● **Required task**
Look through the lines below and extract each one that contains "with".

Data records
▼
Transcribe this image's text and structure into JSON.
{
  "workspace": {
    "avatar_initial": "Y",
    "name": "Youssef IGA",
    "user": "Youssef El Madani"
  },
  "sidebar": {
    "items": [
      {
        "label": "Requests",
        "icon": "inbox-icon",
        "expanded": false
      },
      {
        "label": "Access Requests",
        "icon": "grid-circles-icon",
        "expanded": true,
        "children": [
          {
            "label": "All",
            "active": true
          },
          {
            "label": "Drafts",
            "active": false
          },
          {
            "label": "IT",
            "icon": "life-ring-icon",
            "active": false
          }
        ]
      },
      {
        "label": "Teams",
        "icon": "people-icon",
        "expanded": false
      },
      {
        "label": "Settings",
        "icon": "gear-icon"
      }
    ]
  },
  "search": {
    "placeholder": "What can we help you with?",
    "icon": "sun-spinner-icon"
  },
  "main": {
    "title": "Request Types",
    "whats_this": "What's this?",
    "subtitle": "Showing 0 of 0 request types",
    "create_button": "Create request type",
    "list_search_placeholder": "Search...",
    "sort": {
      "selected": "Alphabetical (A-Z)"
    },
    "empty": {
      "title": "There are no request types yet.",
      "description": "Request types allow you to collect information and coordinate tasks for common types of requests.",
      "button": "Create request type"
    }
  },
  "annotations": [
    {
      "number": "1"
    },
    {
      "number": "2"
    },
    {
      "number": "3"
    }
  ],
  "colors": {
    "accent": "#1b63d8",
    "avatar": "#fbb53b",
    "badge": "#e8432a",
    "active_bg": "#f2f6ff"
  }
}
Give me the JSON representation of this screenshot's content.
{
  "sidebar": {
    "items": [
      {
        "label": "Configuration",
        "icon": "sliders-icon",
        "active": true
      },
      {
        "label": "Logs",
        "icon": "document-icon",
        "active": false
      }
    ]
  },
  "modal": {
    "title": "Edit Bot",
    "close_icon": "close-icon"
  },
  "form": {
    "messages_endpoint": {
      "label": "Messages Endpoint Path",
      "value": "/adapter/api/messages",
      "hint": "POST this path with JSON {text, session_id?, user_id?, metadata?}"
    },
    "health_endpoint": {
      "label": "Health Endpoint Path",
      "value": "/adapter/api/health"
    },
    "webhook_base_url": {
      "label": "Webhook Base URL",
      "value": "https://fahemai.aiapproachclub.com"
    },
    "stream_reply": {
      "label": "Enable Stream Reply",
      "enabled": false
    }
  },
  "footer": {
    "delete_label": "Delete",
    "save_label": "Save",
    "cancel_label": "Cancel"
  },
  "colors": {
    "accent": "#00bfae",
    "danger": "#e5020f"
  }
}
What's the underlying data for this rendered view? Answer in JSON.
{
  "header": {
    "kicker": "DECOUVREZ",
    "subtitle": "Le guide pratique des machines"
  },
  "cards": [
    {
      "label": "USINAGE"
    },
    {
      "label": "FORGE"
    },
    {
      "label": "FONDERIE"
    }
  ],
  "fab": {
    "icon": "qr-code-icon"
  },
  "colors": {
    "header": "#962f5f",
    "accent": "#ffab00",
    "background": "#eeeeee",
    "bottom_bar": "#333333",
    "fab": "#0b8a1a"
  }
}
▲
● **Task answer**
    "placeholder": "What can we help you with?",
      "hint": "POST this path with JSON {text, session_id?, user_id?, metadata?}"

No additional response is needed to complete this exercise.